* **WHAT TO WORK ON**
Return the records word for word. Any pictures in them are not part of the copy.
________________________
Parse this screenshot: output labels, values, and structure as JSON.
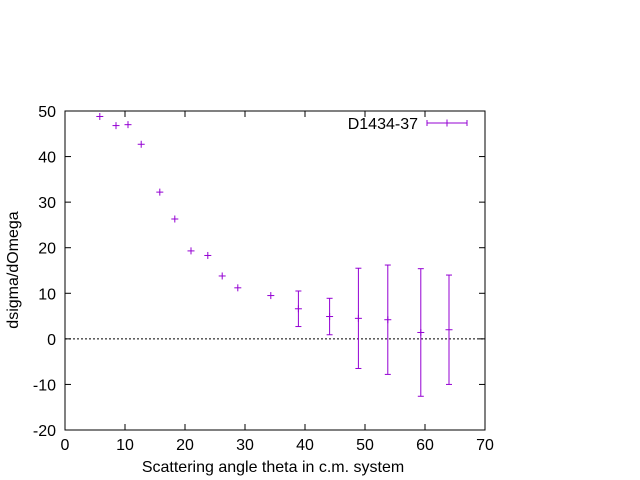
{
  "chart_data": {
    "type": "scatter",
    "title": "",
    "xlabel": "Scattering angle theta in c.m. system",
    "ylabel": "dsigma/dOmega",
    "xlim": [
      0,
      70
    ],
    "ylim": [
      -20,
      50
    ],
    "xticks": [
      0,
      10,
      20,
      30,
      40,
      50,
      60,
      70
    ],
    "yticks": [
      -20,
      -10,
      0,
      10,
      20,
      30,
      40,
      50
    ],
    "zero_line": true,
    "grid": false,
    "legend_position": "top-right",
    "series": [
      {
        "name": "D1434-37",
        "color": "#9400d3",
        "marker": "plus",
        "points": [
          {
            "x": 5.8,
            "y": 48.8,
            "err": 0
          },
          {
            "x": 8.5,
            "y": 46.8,
            "err": 0
          },
          {
            "x": 10.5,
            "y": 47.0,
            "err": 0
          },
          {
            "x": 12.7,
            "y": 42.7,
            "err": 0
          },
          {
            "x": 15.8,
            "y": 32.2,
            "err": 0
          },
          {
            "x": 18.3,
            "y": 26.3,
            "err": 0
          },
          {
            "x": 21.0,
            "y": 19.3,
            "err": 0
          },
          {
            "x": 23.8,
            "y": 18.3,
            "err": 0
          },
          {
            "x": 26.2,
            "y": 13.8,
            "err": 0
          },
          {
            "x": 28.8,
            "y": 11.2,
            "err": 0
          },
          {
            "x": 34.3,
            "y": 9.5,
            "err": 0
          },
          {
            "x": 38.9,
            "y": 6.6,
            "err": 3.9
          },
          {
            "x": 44.1,
            "y": 4.9,
            "err": 4.0
          },
          {
            "x": 48.9,
            "y": 4.5,
            "err": 11.0
          },
          {
            "x": 53.8,
            "y": 4.2,
            "err": 12.0
          },
          {
            "x": 59.3,
            "y": 1.4,
            "err": 14.0
          },
          {
            "x": 64.0,
            "y": 2.0,
            "err": 12.0
          }
        ]
      }
    ]
  }
}
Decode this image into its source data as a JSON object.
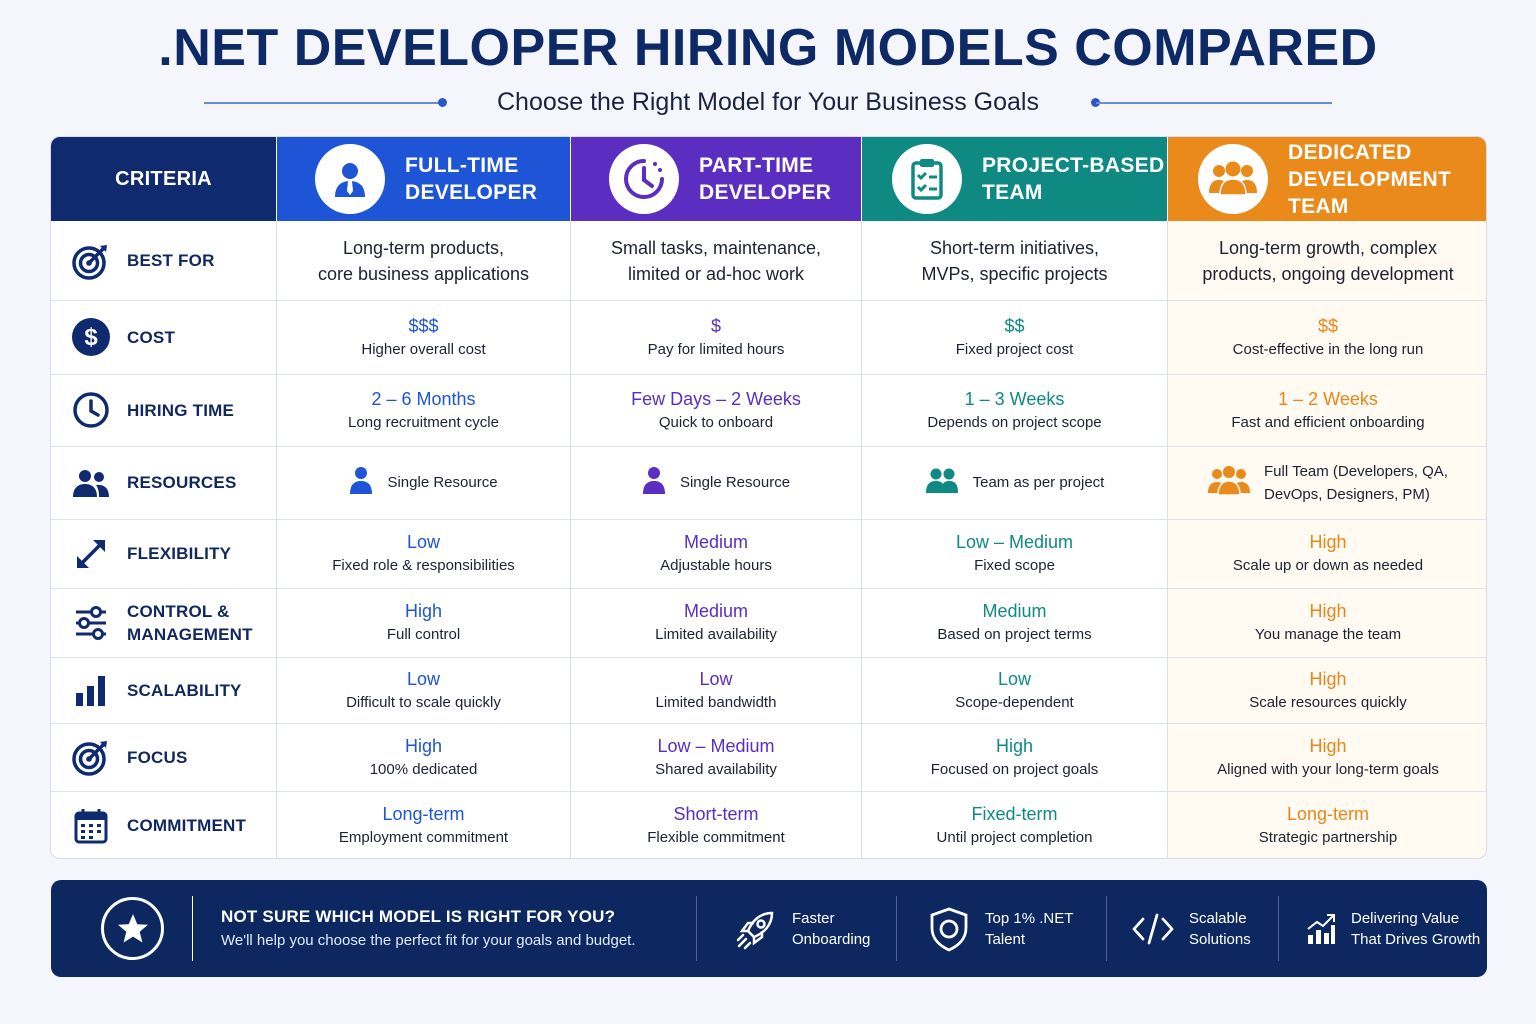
{
  "header": {
    "title": ".NET DEVELOPER HIRING MODELS COMPARED",
    "subtitle": "Choose the Right Model for Your Business Goals"
  },
  "table": {
    "criteria_header": "CRITERIA",
    "columns": [
      {
        "line1": "FULL-TIME",
        "line2": "DEVELOPER",
        "icon": "person-icon",
        "color": "#1d55d6"
      },
      {
        "line1": "PART-TIME",
        "line2": "DEVELOPER",
        "icon": "clock-icon",
        "color": "#5b2dc0"
      },
      {
        "line1": "PROJECT-BASED",
        "line2": "TEAM",
        "icon": "clipboard-icon",
        "color": "#0e8a83"
      },
      {
        "line1": "DEDICATED",
        "line2": "DEVELOPMENT TEAM",
        "icon": "team-icon",
        "color": "#ea8a1a"
      }
    ],
    "rows": {
      "best_for": {
        "label": "BEST FOR",
        "icon": "target-icon",
        "cells": [
          {
            "l1": "Long-term products,",
            "l2": "core business applications"
          },
          {
            "l1": "Small tasks, maintenance,",
            "l2": "limited or ad-hoc work"
          },
          {
            "l1": "Short-term initiatives,",
            "l2": "MVPs, specific projects"
          },
          {
            "l1": "Long-term growth, complex",
            "l2": "products, ongoing development"
          }
        ]
      },
      "cost": {
        "label": "COST",
        "icon": "dollar-icon",
        "cells": [
          {
            "value": "$$$",
            "sub": "Higher overall cost"
          },
          {
            "value": "$",
            "sub": "Pay for limited hours"
          },
          {
            "value": "$$",
            "sub": "Fixed project cost"
          },
          {
            "value": "$$",
            "sub": "Cost-effective in the long run"
          }
        ]
      },
      "hiring_time": {
        "label": "HIRING TIME",
        "icon": "clock-icon",
        "cells": [
          {
            "value": "2 – 6 Months",
            "sub": "Long recruitment cycle"
          },
          {
            "value": "Few Days – 2 Weeks",
            "sub": "Quick to onboard"
          },
          {
            "value": "1 – 3 Weeks",
            "sub": "Depends on project scope"
          },
          {
            "value": "1 – 2 Weeks",
            "sub": "Fast and efficient onboarding"
          }
        ]
      },
      "resources": {
        "label": "RESOURCES",
        "icon": "people-icon",
        "cells": [
          {
            "l1": "Single Resource",
            "l2": ""
          },
          {
            "l1": "Single Resource",
            "l2": ""
          },
          {
            "l1": "Team as per project",
            "l2": ""
          },
          {
            "l1": "Full Team (Developers, QA,",
            "l2": "DevOps, Designers, PM)"
          }
        ]
      },
      "flexibility": {
        "label": "FLEXIBILITY",
        "icon": "expand-arrows-icon",
        "cells": [
          {
            "value": "Low",
            "sub": "Fixed role & responsibilities"
          },
          {
            "value": "Medium",
            "sub": "Adjustable hours"
          },
          {
            "value": "Low – Medium",
            "sub": "Fixed scope"
          },
          {
            "value": "High",
            "sub": "Scale up or down as needed"
          }
        ]
      },
      "control": {
        "label1": "CONTROL &",
        "label2": "MANAGEMENT",
        "icon": "sliders-icon",
        "cells": [
          {
            "value": "High",
            "sub": "Full control"
          },
          {
            "value": "Medium",
            "sub": "Limited availability"
          },
          {
            "value": "Medium",
            "sub": "Based on project terms"
          },
          {
            "value": "High",
            "sub": "You manage the team"
          }
        ]
      },
      "scalability": {
        "label": "SCALABILITY",
        "icon": "bar-chart-icon",
        "cells": [
          {
            "value": "Low",
            "sub": "Difficult to scale quickly"
          },
          {
            "value": "Low",
            "sub": "Limited bandwidth"
          },
          {
            "value": "Low",
            "sub": "Scope-dependent"
          },
          {
            "value": "High",
            "sub": "Scale resources quickly"
          }
        ]
      },
      "focus": {
        "label": "FOCUS",
        "icon": "target-icon",
        "cells": [
          {
            "value": "High",
            "sub": "100% dedicated"
          },
          {
            "value": "Low – Medium",
            "sub": "Shared availability"
          },
          {
            "value": "High",
            "sub": "Focused on project goals"
          },
          {
            "value": "High",
            "sub": "Aligned with your long-term goals"
          }
        ]
      },
      "commitment": {
        "label": "COMMITMENT",
        "icon": "calendar-icon",
        "cells": [
          {
            "value": "Long-term",
            "sub": "Employment commitment"
          },
          {
            "value": "Short-term",
            "sub": "Flexible commitment"
          },
          {
            "value": "Fixed-term",
            "sub": "Until project completion"
          },
          {
            "value": "Long-term",
            "sub": "Strategic partnership"
          }
        ]
      }
    }
  },
  "banner": {
    "heading": "NOT SURE WHICH MODEL IS RIGHT FOR YOU?",
    "text": "We'll help you choose the perfect fit for your goals and budget.",
    "features": [
      {
        "l1": "Faster",
        "l2": "Onboarding",
        "icon": "rocket-icon"
      },
      {
        "l1": "Top 1% .NET",
        "l2": "Talent",
        "icon": "shield-icon"
      },
      {
        "l1": "Scalable",
        "l2": "Solutions",
        "icon": "code-icon"
      },
      {
        "l1": "Delivering Value",
        "l2": "That Drives Growth",
        "icon": "growth-chart-icon"
      }
    ]
  }
}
________________________
* **EXPECTED ANSWER**
Parse this screenshot: output labels, values, and structure as JSON.
{
  "chart_data": {
    "type": "scatter",
    "title": "",
    "xlabel": "Scattering angle theta in c.m. system",
    "ylabel": "dsigma/dOmega",
    "xlim": [
      0,
      70
    ],
    "ylim": [
      -20,
      50
    ],
    "xticks": [
      0,
      10,
      20,
      30,
      40,
      50,
      60,
      70
    ],
    "yticks": [
      -20,
      -10,
      0,
      10,
      20,
      30,
      40,
      50
    ],
    "zero_line": true,
    "grid": false,
    "legend_position": "top-right",
    "series": [
      {
        "name": "D1434-37",
        "color": "#9400d3",
        "marker": "plus",
        "points": [
          {
            "x": 5.8,
            "y": 48.8,
            "err": 0
          },
          {
            "x": 8.5,
            "y": 46.8,
            "err": 0
          },
          {
            "x": 10.5,
            "y": 47.0,
            "err": 0
          },
          {
            "x": 12.7,
            "y": 42.7,
            "err": 0
          },
          {
            "x": 15.8,
            "y": 32.2,
            "err": 0
          },
          {
            "x": 18.3,
            "y": 26.3,
            "err": 0
          },
          {
            "x": 21.0,
            "y": 19.3,
            "err": 0
          },
          {
            "x": 23.8,
            "y": 18.3,
            "err": 0
          },
          {
            "x": 26.2,
            "y": 13.8,
            "err": 0
          },
          {
            "x": 28.8,
            "y": 11.2,
            "err": 0
          },
          {
            "x": 34.3,
            "y": 9.5,
            "err": 0
          },
          {
            "x": 38.9,
            "y": 6.6,
            "err": 3.9
          },
          {
            "x": 44.1,
            "y": 4.9,
            "err": 4.0
          },
          {
            "x": 48.9,
            "y": 4.5,
            "err": 11.0
          },
          {
            "x": 53.8,
            "y": 4.2,
            "err": 12.0
          },
          {
            "x": 59.3,
            "y": 1.4,
            "err": 14.0
          },
          {
            "x": 64.0,
            "y": 2.0,
            "err": 12.0
          }
        ]
      }
    ]
  }
}
Decode this image into its source data as a JSON object.
{
  "header": {
    "title": ".NET DEVELOPER HIRING MODELS COMPARED",
    "subtitle": "Choose the Right Model for Your Business Goals"
  },
  "table": {
    "criteria_header": "CRITERIA",
    "columns": [
      {
        "line1": "FULL-TIME",
        "line2": "DEVELOPER",
        "icon": "person-icon",
        "color": "#1d55d6"
      },
      {
        "line1": "PART-TIME",
        "line2": "DEVELOPER",
        "icon": "clock-icon",
        "color": "#5b2dc0"
      },
      {
        "line1": "PROJECT-BASED",
        "line2": "TEAM",
        "icon": "clipboard-icon",
        "color": "#0e8a83"
      },
      {
        "line1": "DEDICATED",
        "line2": "DEVELOPMENT TEAM",
        "icon": "team-icon",
        "color": "#ea8a1a"
      }
    ],
    "rows": {
      "best_for": {
        "label": "BEST FOR",
        "icon": "target-icon",
        "cells": [
          {
            "l1": "Long-term products,",
            "l2": "core business applications"
          },
          {
            "l1": "Small tasks, maintenance,",
            "l2": "limited or ad-hoc work"
          },
          {
            "l1": "Short-term initiatives,",
            "l2": "MVPs, specific projects"
          },
          {
            "l1": "Long-term growth, complex",
            "l2": "products, ongoing development"
          }
        ]
      },
      "cost": {
        "label": "COST",
        "icon": "dollar-icon",
        "cells": [
          {
            "value": "$$$",
            "sub": "Higher overall cost"
          },
          {
            "value": "$",
            "sub": "Pay for limited hours"
          },
          {
            "value": "$$",
            "sub": "Fixed project cost"
          },
          {
            "value": "$$",
            "sub": "Cost-effective in the long run"
          }
        ]
      },
      "hiring_time": {
        "label": "HIRING TIME",
        "icon": "clock-icon",
        "cells": [
          {
            "value": "2 – 6 Months",
            "sub": "Long recruitment cycle"
          },
          {
            "value": "Few Days – 2 Weeks",
            "sub": "Quick to onboard"
          },
          {
            "value": "1 – 3 Weeks",
            "sub": "Depends on project scope"
          },
          {
            "value": "1 – 2 Weeks",
            "sub": "Fast and efficient onboarding"
          }
        ]
      },
      "resources": {
        "label": "RESOURCES",
        "icon": "people-icon",
        "cells": [
          {
            "l1": "Single Resource",
            "l2": ""
          },
          {
            "l1": "Single Resource",
            "l2": ""
          },
          {
            "l1": "Team as per project",
            "l2": ""
          },
          {
            "l1": "Full Team (Developers, QA,",
            "l2": "DevOps, Designers, PM)"
          }
        ]
      },
      "flexibility": {
        "label": "FLEXIBILITY",
        "icon": "expand-arrows-icon",
        "cells": [
          {
            "value": "Low",
            "sub": "Fixed role & responsibilities"
          },
          {
            "value": "Medium",
            "sub": "Adjustable hours"
          },
          {
            "value": "Low – Medium",
            "sub": "Fixed scope"
          },
          {
            "value": "High",
            "sub": "Scale up or down as needed"
          }
        ]
      },
      "control": {
        "label1": "CONTROL &",
        "label2": "MANAGEMENT",
        "icon": "sliders-icon",
        "cells": [
          {
            "value": "High",
            "sub": "Full control"
          },
          {
            "value": "Medium",
            "sub": "Limited availability"
          },
          {
            "value": "Medium",
            "sub": "Based on project terms"
          },
          {
            "value": "High",
            "sub": "You manage the team"
          }
        ]
      },
      "scalability": {
        "label": "SCALABILITY",
        "icon": "bar-chart-icon",
        "cells": [
          {
            "value": "Low",
            "sub": "Difficult to scale quickly"
          },
          {
            "value": "Low",
            "sub": "Limited bandwidth"
          },
          {
            "value": "Low",
            "sub": "Scope-dependent"
          },
          {
            "value": "High",
            "sub": "Scale resources quickly"
          }
        ]
      },
      "focus": {
        "label": "FOCUS",
        "icon": "target-icon",
        "cells": [
          {
            "value": "High",
            "sub": "100% dedicated"
          },
          {
            "value": "Low – Medium",
            "sub": "Shared availability"
          },
          {
            "value": "High",
            "sub": "Focused on project goals"
          },
          {
            "value": "High",
            "sub": "Aligned with your long-term goals"
          }
        ]
      },
      "commitment": {
        "label": "COMMITMENT",
        "icon": "calendar-icon",
        "cells": [
          {
            "value": "Long-term",
            "sub": "Employment commitment"
          },
          {
            "value": "Short-term",
            "sub": "Flexible commitment"
          },
          {
            "value": "Fixed-term",
            "sub": "Until project completion"
          },
          {
            "value": "Long-term",
            "sub": "Strategic partnership"
          }
        ]
      }
    }
  },
  "banner": {
    "heading": "NOT SURE WHICH MODEL IS RIGHT FOR YOU?",
    "text": "We'll help you choose the perfect fit for your goals and budget.",
    "features": [
      {
        "l1": "Faster",
        "l2": "Onboarding",
        "icon": "rocket-icon"
      },
      {
        "l1": "Top 1% .NET",
        "l2": "Talent",
        "icon": "shield-icon"
      },
      {
        "l1": "Scalable",
        "l2": "Solutions",
        "icon": "code-icon"
      },
      {
        "l1": "Delivering Value",
        "l2": "That Drives Growth",
        "icon": "growth-chart-icon"
      }
    ]
  }
}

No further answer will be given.